--- BEGIN SUPPLIED MATERIAL ---
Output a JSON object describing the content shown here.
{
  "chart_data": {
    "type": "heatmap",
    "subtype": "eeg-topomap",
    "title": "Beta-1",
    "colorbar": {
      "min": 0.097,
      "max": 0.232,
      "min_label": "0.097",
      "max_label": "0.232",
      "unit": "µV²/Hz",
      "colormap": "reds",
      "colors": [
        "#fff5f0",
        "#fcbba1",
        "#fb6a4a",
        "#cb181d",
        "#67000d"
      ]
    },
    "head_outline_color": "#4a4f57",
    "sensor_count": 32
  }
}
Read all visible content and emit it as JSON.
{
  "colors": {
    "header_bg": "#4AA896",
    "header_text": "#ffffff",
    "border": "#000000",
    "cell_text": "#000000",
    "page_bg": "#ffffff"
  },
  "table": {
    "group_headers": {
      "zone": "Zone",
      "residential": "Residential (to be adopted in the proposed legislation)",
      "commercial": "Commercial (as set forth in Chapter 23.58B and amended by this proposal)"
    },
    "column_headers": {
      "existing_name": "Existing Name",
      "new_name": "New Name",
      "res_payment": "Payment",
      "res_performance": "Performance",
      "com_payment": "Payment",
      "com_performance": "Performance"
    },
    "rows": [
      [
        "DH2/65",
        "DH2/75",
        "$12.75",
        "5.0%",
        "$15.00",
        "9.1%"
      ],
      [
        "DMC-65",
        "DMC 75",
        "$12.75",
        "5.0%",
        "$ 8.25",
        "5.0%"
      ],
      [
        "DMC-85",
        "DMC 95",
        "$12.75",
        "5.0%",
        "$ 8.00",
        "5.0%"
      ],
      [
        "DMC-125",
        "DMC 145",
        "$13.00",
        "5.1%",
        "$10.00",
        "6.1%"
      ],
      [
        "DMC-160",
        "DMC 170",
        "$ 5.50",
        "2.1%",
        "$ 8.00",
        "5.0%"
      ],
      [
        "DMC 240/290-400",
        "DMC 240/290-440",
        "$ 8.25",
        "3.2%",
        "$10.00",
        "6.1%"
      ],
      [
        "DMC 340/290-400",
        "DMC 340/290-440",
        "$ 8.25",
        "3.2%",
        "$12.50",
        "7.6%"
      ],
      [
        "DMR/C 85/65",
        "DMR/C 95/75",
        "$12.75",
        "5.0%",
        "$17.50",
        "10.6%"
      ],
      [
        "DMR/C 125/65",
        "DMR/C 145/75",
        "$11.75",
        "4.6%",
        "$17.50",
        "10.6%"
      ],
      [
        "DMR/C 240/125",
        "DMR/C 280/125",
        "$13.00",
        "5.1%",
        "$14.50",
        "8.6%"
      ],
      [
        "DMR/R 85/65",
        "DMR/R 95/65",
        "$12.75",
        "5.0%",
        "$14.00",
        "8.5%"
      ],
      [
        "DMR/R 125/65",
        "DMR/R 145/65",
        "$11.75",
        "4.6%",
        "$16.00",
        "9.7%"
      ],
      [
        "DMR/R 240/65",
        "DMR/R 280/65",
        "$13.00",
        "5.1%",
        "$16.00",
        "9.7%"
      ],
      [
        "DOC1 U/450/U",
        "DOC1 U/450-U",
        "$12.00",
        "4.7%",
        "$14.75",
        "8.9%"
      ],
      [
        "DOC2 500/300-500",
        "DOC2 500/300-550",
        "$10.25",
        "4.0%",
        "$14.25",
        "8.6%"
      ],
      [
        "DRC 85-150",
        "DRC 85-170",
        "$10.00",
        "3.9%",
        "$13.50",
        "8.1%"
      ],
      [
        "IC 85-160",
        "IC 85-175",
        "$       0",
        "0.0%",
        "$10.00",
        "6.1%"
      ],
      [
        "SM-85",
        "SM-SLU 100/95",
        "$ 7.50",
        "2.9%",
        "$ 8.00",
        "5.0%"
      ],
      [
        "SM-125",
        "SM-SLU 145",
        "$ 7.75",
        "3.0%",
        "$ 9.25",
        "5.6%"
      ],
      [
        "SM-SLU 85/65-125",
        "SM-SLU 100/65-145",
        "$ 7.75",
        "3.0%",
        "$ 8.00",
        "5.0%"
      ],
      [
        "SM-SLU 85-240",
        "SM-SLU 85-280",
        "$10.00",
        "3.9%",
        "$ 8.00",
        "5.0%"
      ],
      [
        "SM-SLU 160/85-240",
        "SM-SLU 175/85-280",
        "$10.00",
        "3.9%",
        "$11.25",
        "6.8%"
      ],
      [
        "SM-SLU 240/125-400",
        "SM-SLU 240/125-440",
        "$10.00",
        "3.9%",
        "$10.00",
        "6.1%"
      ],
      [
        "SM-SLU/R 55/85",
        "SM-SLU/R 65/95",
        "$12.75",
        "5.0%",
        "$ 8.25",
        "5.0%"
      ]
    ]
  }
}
--- END SUPPLIED MATERIAL ---
GIVEN EXERCISE: Repeat each record exactly, leaving nothing out.

EXERCISE RESULT:
Output a JSON object describing the content shown here.
{
  "chart_data": {
    "type": "heatmap",
    "subtype": "eeg-topomap",
    "title": "Beta-1",
    "colorbar": {
      "min": 0.097,
      "max": 0.232,
      "min_label": "0.097",
      "max_label": "0.232",
      "unit": "µV²/Hz",
      "colormap": "reds",
      "colors": [
        "#fff5f0",
        "#fcbba1",
        "#fb6a4a",
        "#cb181d",
        "#67000d"
      ]
    },
    "head_outline_color": "#4a4f57",
    "sensor_count": 32
  }
}
Read all visible content and emit it as JSON.
{
  "colors": {
    "header_bg": "#4AA896",
    "header_text": "#ffffff",
    "border": "#000000",
    "cell_text": "#000000",
    "page_bg": "#ffffff"
  },
  "table": {
    "group_headers": {
      "zone": "Zone",
      "residential": "Residential (to be adopted in the proposed legislation)",
      "commercial": "Commercial (as set forth in Chapter 23.58B and amended by this proposal)"
    },
    "column_headers": {
      "existing_name": "Existing Name",
      "new_name": "New Name",
      "res_payment": "Payment",
      "res_performance": "Performance",
      "com_payment": "Payment",
      "com_performance": "Performance"
    },
    "rows": [
      [
        "DH2/65",
        "DH2/75",
        "$12.75",
        "5.0%",
        "$15.00",
        "9.1%"
      ],
      [
        "DMC-65",
        "DMC 75",
        "$12.75",
        "5.0%",
        "$ 8.25",
        "5.0%"
      ],
      [
        "DMC-85",
        "DMC 95",
        "$12.75",
        "5.0%",
        "$ 8.00",
        "5.0%"
      ],
      [
        "DMC-125",
        "DMC 145",
        "$13.00",
        "5.1%",
        "$10.00",
        "6.1%"
      ],
      [
        "DMC-160",
        "DMC 170",
        "$ 5.50",
        "2.1%",
        "$ 8.00",
        "5.0%"
      ],
      [
        "DMC 240/290-400",
        "DMC 240/290-440",
        "$ 8.25",
        "3.2%",
        "$10.00",
        "6.1%"
      ],
      [
        "DMC 340/290-400",
        "DMC 340/290-440",
        "$ 8.25",
        "3.2%",
        "$12.50",
        "7.6%"
      ],
      [
        "DMR/C 85/65",
        "DMR/C 95/75",
        "$12.75",
        "5.0%",
        "$17.50",
        "10.6%"
      ],
      [
        "DMR/C 125/65",
        "DMR/C 145/75",
        "$11.75",
        "4.6%",
        "$17.50",
        "10.6%"
      ],
      [
        "DMR/C 240/125",
        "DMR/C 280/125",
        "$13.00",
        "5.1%",
        "$14.50",
        "8.6%"
      ],
      [
        "DMR/R 85/65",
        "DMR/R 95/65",
        "$12.75",
        "5.0%",
        "$14.00",
        "8.5%"
      ],
      [
        "DMR/R 125/65",
        "DMR/R 145/65",
        "$11.75",
        "4.6%",
        "$16.00",
        "9.7%"
      ],
      [
        "DMR/R 240/65",
        "DMR/R 280/65",
        "$13.00",
        "5.1%",
        "$16.00",
        "9.7%"
      ],
      [
        "DOC1 U/450/U",
        "DOC1 U/450-U",
        "$12.00",
        "4.7%",
        "$14.75",
        "8.9%"
      ],
      [
        "DOC2 500/300-500",
        "DOC2 500/300-550",
        "$10.25",
        "4.0%",
        "$14.25",
        "8.6%"
      ],
      [
        "DRC 85-150",
        "DRC 85-170",
        "$10.00",
        "3.9%",
        "$13.50",
        "8.1%"
      ],
      [
        "IC 85-160",
        "IC 85-175",
        "$       0",
        "0.0%",
        "$10.00",
        "6.1%"
      ],
      [
        "SM-85",
        "SM-SLU 100/95",
        "$ 7.50",
        "2.9%",
        "$ 8.00",
        "5.0%"
      ],
      [
        "SM-125",
        "SM-SLU 145",
        "$ 7.75",
        "3.0%",
        "$ 9.25",
        "5.6%"
      ],
      [
        "SM-SLU 85/65-125",
        "SM-SLU 100/65-145",
        "$ 7.75",
        "3.0%",
        "$ 8.00",
        "5.0%"
      ],
      [
        "SM-SLU 85-240",
        "SM-SLU 85-280",
        "$10.00",
        "3.9%",
        "$ 8.00",
        "5.0%"
      ],
      [
        "SM-SLU 160/85-240",
        "SM-SLU 175/85-280",
        "$10.00",
        "3.9%",
        "$11.25",
        "6.8%"
      ],
      [
        "SM-SLU 240/125-400",
        "SM-SLU 240/125-440",
        "$10.00",
        "3.9%",
        "$10.00",
        "6.1%"
      ],
      [
        "SM-SLU/R 55/85",
        "SM-SLU/R 65/95",
        "$12.75",
        "5.0%",
        "$ 8.25",
        "5.0%"
      ]
    ]
  }
}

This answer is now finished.